▶ _PROMPT_:
Output only the lines from the one holding "OCR this image." to the end of the data below, please, copied exactly.

▶ _INFORMATION SHOWN_:
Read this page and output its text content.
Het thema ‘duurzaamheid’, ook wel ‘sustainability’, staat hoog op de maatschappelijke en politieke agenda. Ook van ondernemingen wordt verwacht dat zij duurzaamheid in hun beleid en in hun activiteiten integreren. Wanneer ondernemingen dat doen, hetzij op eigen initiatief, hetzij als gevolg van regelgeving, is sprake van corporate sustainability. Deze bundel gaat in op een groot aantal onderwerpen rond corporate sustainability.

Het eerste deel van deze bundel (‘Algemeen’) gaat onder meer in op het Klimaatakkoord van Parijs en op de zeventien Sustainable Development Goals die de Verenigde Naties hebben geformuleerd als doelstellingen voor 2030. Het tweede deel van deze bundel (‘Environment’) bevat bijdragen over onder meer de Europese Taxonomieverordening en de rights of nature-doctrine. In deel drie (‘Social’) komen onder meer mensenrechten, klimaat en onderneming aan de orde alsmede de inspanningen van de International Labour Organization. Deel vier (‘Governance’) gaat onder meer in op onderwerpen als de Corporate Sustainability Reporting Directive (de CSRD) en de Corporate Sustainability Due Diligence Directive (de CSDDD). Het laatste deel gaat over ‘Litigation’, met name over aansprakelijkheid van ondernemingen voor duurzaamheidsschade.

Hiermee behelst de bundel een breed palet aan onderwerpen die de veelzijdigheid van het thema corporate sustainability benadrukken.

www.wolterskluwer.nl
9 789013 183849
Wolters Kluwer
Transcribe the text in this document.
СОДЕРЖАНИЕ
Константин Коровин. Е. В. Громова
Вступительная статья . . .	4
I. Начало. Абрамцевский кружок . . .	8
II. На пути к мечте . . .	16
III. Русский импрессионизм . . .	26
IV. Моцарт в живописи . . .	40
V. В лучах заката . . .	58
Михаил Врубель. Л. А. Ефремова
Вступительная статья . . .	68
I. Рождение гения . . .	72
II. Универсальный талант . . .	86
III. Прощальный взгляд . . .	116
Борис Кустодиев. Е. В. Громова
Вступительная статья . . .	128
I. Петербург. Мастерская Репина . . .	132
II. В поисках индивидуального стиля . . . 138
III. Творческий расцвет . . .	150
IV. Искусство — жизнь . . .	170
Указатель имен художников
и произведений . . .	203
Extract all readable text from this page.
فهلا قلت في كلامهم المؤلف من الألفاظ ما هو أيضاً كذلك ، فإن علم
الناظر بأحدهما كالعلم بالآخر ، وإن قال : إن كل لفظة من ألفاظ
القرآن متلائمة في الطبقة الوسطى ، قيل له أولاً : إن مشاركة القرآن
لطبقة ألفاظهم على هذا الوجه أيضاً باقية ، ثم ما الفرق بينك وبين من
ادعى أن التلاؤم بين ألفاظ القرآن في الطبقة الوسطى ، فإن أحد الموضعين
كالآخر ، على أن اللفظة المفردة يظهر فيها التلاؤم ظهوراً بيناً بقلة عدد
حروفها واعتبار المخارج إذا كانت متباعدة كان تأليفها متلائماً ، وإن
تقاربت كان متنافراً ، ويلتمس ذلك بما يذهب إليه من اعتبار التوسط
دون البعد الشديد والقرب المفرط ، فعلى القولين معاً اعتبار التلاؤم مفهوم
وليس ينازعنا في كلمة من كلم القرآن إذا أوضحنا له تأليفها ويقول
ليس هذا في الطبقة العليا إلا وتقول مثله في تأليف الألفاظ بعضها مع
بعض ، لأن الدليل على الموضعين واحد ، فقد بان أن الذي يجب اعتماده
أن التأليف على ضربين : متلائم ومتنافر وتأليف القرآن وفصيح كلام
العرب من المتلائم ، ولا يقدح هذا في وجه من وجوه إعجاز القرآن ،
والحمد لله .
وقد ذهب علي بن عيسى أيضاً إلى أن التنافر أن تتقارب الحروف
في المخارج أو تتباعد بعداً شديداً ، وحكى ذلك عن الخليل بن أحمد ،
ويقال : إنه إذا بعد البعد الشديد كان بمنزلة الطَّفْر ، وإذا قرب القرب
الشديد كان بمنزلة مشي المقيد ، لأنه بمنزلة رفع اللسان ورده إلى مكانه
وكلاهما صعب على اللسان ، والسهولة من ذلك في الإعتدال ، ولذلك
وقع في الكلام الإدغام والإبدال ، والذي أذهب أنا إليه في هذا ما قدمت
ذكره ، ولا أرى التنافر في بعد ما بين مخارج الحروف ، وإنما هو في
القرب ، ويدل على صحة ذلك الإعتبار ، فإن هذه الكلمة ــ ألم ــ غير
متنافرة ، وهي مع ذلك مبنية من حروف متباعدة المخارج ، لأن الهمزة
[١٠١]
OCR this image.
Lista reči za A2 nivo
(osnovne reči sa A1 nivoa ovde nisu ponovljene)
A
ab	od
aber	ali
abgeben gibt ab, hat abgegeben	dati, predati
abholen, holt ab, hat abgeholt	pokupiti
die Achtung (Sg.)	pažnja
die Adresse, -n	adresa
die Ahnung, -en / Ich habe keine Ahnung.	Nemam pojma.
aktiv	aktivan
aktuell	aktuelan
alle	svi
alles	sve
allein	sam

▶ _CORRECT RESPONSE_:
OCR this image.
Lista reči za A2 nivo
(osnovne reči sa A1 nivoa ovde nisu ponovljene)
A
ab	od
aber	ali
abgeben gibt ab, hat abgegeben	dati, predati
abholen, holt ab, hat abgeholt	pokupiti
die Achtung (Sg.)	pažnja
die Adresse, -n	adresa
die Ahnung, -en / Ich habe keine Ahnung.	Nemam pojma.
aktiv	aktivan
aktuell	aktuelan
alle	svi
alles	sve
allein	sam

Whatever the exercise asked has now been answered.